Interventionism (medicine)

Interventionism, when discussing the practice of medicine, is generally a derogatory term used by critics of a medical model in which patients are viewed as passive recipients receiving external treatments provided by the physician that have the effect of prolonging life, or at least of providing a subjective sense of doing everything possible.

Interventionism is commonly encouraged by terminally ill patients and their family members when they are emotionally unprepared to acknowledge that the patient is going to die.[1] Most healthcare providers are uncomfortable telling people that further cure-oriented or life-extending treatment is futile medical care, and patients and families are frequently angry with the provider or feel rejected by the provider when they are given accurate, but negative, information about the patient's prospects.[1] In nearly all cases, "something" can be done for the patient, and families often reward and encourage a provider who proposes a string of useless and often directly harmful treatments; as a result, it is easier for providers to substitute worthless and expensive activity than to honestly admit that nothing will extend the patient's life.[1]

Interventionism is related to optimism bias. This is the belief that the patient will beat the odds, no matter how unlikely this might be. Optimism bias encourages patients to undertake treatments that have only tiny chances of success, in the erroneous and irrational belief that they will be part of the tiny minority that is successful, rather than part of the vast majority who are not.

■ ■ ■ ■

Things to do -
a - According to the text on interventionism in medicine, what is optimism bias?
b - Extend the text on interventionism in medicine, picking up after its last sentence.

■ ■ ■ ■

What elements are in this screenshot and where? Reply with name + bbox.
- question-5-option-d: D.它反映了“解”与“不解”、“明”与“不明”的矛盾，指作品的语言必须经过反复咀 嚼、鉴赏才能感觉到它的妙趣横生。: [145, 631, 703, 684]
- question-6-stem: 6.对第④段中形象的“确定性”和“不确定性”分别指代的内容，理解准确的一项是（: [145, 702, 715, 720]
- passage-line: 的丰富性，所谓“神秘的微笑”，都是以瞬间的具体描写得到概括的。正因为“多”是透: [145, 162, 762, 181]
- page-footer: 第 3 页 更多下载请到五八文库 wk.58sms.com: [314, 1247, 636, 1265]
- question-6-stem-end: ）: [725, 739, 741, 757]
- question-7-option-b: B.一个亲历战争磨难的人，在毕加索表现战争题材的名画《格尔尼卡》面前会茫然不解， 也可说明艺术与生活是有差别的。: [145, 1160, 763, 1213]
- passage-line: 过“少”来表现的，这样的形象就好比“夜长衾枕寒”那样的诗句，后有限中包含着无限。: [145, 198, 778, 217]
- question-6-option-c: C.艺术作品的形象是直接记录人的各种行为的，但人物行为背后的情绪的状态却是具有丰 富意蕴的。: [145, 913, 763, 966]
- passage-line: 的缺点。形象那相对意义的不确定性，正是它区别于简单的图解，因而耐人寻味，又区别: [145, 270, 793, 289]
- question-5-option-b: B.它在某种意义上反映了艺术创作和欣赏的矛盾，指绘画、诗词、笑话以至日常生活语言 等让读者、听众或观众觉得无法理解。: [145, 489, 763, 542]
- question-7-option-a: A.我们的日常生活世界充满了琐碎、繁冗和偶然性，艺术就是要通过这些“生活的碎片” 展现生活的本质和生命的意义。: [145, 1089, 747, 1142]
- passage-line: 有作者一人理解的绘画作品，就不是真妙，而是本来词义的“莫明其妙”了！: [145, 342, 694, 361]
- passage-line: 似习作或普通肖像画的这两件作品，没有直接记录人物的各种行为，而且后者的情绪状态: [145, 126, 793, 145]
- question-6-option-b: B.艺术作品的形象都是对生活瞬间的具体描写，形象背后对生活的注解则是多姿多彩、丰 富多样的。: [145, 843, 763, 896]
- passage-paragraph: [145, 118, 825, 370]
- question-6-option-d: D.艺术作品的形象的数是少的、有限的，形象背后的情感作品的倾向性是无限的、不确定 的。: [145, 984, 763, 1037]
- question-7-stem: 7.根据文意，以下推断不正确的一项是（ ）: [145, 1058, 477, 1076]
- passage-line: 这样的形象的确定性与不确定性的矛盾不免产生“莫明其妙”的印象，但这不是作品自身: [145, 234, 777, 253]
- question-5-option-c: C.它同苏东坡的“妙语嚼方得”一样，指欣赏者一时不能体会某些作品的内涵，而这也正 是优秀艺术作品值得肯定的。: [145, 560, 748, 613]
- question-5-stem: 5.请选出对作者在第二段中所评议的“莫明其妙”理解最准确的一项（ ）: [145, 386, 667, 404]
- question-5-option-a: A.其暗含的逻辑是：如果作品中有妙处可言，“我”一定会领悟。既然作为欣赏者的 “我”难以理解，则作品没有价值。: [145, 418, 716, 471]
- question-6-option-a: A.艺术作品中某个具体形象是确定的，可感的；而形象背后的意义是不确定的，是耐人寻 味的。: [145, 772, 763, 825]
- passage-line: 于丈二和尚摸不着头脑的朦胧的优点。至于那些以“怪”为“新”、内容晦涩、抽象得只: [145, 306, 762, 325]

■ ■ ■ ■

Responses by item number -
a - It is the belief that the patient will beat the odds, no matter how unlikely this might be.

b -
With terminally ill patients, the attitude of interventionism prevents providers and patients from taking full advantage of palliative care options. The primary focus for palliative care is improving the patient's immediate, daily life through better management of medications, practical assistance, planning for possible complications, and other services.[1] Patients who use palliative care services usually live longer, have fewer disruptive medical crises, incur fewer medical expenses, and have significantly higher quality of life.

ReferencesEdit

  1. ^ a b c d Gawande, Atul. Letting Go: What should medicine do when it can’t save your life?. The New Yorker. 2 August 2010.